··· DATA ···
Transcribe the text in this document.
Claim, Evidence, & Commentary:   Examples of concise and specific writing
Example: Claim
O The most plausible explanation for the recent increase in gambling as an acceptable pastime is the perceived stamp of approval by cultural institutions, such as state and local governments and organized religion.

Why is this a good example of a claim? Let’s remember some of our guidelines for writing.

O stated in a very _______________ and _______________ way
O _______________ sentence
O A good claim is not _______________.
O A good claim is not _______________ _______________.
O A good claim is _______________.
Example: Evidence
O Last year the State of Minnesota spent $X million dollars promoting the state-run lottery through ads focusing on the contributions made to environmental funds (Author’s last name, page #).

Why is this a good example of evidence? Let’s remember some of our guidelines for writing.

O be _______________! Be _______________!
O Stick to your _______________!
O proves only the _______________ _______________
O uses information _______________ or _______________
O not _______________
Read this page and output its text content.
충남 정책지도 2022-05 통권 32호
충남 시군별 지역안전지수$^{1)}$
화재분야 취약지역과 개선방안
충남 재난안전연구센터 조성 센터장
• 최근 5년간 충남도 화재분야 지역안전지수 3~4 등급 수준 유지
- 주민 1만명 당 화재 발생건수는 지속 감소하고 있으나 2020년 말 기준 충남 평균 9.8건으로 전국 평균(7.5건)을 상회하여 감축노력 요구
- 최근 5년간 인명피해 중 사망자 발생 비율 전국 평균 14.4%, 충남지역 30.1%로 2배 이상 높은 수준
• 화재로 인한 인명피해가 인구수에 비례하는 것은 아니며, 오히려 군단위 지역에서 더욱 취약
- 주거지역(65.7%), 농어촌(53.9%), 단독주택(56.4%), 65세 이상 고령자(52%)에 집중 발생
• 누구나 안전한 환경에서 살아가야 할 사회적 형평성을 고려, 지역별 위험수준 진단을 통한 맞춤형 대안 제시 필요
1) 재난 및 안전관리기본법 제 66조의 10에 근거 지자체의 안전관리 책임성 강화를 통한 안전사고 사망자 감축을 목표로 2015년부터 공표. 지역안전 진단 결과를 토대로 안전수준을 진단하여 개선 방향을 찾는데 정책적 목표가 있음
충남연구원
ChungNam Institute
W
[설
···
··· DATA ···
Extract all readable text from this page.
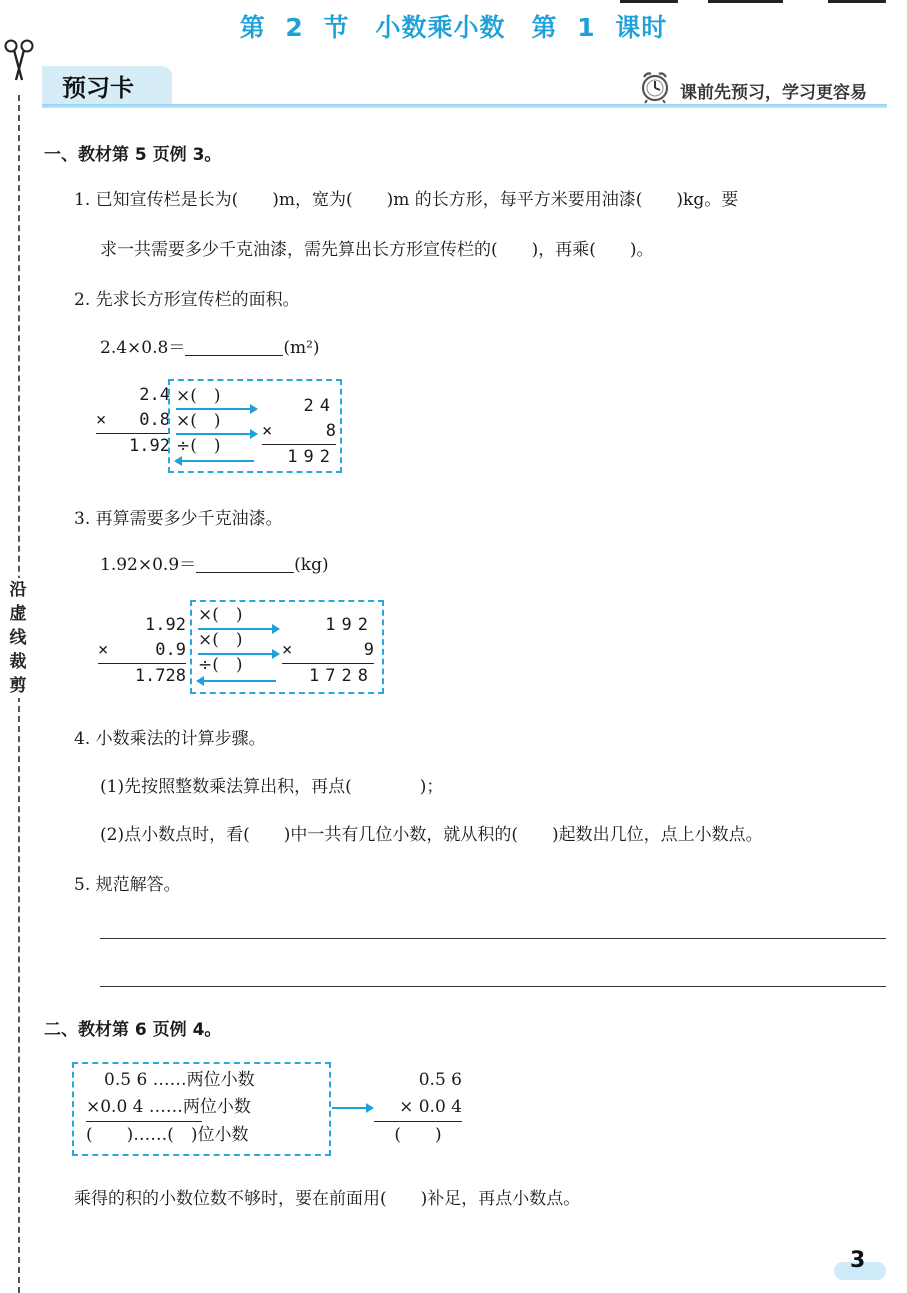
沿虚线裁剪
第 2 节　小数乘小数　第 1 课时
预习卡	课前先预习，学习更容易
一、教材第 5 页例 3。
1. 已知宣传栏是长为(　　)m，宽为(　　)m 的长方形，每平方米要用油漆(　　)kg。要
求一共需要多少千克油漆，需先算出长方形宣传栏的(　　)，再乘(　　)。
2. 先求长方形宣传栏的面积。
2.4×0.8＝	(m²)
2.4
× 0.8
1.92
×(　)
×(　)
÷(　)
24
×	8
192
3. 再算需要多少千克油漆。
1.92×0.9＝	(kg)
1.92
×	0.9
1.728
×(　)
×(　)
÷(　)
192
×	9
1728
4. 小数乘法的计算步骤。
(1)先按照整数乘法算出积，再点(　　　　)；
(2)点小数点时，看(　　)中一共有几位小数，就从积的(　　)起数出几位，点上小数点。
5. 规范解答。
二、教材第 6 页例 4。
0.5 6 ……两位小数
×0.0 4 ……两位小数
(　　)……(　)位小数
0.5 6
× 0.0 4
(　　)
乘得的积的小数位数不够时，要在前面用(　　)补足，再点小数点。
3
···
## SET EXERCISE:
Within the entries above, work out how many lines contain the word "page". The number alone is the answer.

## RESULT:
3